AIM OF THE EXERCISE: Write out each line in which the string "this" is present.

EXERCISE MATERIALS:
+-------+

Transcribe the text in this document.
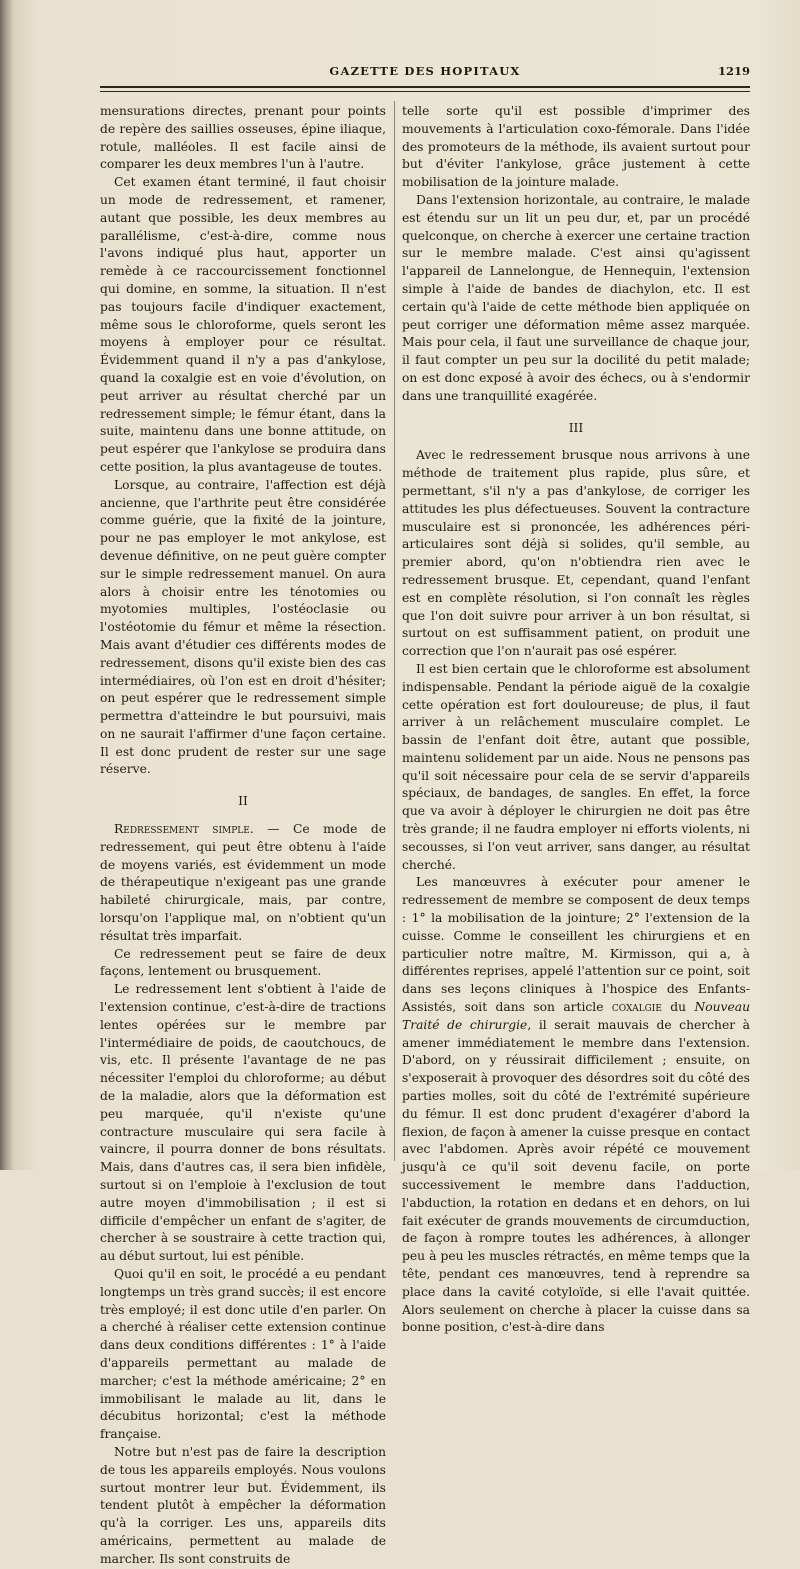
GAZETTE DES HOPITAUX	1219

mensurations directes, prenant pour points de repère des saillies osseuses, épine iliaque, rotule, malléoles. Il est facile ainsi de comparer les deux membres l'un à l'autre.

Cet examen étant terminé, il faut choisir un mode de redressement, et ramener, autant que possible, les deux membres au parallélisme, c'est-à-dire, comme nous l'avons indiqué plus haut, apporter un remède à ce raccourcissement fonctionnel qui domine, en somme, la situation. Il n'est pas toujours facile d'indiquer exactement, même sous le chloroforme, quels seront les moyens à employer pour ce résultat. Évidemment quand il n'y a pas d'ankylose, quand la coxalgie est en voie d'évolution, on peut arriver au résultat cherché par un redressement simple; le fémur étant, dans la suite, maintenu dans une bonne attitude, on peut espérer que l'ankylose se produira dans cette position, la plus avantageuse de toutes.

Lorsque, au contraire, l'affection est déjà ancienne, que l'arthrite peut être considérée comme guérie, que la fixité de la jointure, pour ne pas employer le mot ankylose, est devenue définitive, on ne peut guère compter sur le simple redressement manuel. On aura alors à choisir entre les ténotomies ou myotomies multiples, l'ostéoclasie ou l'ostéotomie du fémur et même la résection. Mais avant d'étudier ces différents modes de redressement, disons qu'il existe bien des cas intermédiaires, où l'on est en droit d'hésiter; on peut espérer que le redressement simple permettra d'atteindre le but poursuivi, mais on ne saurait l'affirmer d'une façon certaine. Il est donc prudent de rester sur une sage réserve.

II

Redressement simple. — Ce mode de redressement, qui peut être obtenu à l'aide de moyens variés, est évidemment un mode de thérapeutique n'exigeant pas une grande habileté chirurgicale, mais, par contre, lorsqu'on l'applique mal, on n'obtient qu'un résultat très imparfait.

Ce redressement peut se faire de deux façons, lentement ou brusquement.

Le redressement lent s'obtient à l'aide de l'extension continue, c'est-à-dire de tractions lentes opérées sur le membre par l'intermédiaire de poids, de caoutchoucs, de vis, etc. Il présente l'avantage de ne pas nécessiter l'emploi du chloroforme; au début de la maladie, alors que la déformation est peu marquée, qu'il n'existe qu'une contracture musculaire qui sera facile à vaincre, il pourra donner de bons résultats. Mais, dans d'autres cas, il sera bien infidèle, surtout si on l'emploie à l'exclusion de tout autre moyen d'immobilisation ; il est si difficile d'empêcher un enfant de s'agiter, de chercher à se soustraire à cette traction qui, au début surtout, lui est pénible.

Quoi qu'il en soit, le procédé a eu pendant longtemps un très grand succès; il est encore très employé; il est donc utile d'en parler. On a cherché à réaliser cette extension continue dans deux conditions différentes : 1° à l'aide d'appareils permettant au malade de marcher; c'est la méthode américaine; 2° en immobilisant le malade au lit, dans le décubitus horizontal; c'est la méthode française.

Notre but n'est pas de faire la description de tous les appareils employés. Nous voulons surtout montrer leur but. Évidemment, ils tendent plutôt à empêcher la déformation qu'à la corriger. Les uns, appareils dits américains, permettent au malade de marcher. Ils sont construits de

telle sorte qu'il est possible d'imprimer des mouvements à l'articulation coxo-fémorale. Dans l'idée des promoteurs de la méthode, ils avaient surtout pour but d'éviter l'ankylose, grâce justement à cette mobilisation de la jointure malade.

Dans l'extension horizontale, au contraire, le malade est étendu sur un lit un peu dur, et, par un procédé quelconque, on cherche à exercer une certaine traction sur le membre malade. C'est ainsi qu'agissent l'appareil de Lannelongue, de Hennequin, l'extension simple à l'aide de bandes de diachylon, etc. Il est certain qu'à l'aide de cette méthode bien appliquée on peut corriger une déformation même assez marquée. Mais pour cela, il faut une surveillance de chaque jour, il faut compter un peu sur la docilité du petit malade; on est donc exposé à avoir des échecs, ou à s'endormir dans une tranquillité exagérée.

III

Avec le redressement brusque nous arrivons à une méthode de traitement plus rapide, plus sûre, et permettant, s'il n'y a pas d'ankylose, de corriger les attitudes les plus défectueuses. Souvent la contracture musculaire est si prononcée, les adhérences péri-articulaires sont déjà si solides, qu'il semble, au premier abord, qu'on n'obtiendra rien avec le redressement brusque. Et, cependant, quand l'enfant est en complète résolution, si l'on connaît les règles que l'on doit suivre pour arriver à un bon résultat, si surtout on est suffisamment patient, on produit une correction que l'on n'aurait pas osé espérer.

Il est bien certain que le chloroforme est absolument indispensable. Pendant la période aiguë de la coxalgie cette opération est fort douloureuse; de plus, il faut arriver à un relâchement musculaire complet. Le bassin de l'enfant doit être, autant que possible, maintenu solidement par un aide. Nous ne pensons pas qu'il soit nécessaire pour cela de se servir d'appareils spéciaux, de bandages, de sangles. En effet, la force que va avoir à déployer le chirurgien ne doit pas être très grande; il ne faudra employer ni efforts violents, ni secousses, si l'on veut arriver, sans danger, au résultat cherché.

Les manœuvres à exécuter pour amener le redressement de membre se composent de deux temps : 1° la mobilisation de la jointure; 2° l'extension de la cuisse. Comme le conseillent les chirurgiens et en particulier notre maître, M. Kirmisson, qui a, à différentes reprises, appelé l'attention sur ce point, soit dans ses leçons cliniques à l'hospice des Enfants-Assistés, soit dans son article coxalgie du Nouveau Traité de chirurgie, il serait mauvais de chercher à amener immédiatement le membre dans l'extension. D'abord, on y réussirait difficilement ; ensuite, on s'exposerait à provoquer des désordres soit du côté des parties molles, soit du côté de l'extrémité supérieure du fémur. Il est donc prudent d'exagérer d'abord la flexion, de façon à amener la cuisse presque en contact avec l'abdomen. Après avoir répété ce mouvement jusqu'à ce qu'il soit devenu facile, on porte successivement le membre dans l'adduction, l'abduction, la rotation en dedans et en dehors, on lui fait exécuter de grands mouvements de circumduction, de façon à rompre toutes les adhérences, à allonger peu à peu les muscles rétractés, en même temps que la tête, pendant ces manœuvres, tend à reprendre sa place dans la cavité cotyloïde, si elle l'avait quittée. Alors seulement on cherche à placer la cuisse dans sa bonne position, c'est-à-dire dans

+-------+

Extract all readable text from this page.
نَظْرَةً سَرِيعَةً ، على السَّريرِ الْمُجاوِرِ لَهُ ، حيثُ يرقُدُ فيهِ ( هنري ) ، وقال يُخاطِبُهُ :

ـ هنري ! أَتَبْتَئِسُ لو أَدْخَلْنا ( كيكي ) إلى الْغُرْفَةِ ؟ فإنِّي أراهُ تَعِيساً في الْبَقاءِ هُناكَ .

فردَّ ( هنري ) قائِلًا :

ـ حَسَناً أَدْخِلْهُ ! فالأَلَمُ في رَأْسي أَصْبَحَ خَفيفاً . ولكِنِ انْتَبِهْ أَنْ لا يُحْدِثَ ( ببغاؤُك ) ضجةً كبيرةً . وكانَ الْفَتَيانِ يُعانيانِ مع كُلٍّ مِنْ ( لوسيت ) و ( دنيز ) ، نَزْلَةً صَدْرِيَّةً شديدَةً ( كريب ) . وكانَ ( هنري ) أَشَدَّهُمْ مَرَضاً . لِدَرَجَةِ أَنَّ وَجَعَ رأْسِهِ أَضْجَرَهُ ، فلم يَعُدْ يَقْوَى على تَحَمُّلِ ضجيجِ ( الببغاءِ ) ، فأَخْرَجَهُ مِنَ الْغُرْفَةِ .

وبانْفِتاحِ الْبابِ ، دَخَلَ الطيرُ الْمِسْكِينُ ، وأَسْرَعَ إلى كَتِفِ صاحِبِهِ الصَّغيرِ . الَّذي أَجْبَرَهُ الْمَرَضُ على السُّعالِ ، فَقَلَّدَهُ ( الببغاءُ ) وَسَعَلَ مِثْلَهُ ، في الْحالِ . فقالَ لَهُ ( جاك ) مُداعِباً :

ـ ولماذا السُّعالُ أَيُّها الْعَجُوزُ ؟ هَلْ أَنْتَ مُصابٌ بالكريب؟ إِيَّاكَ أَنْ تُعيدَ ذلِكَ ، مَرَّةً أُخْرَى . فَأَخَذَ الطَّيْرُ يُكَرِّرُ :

+-------+

CORRECT RESULT:
Transcribe the text in this document.
Extract all readable text from this page.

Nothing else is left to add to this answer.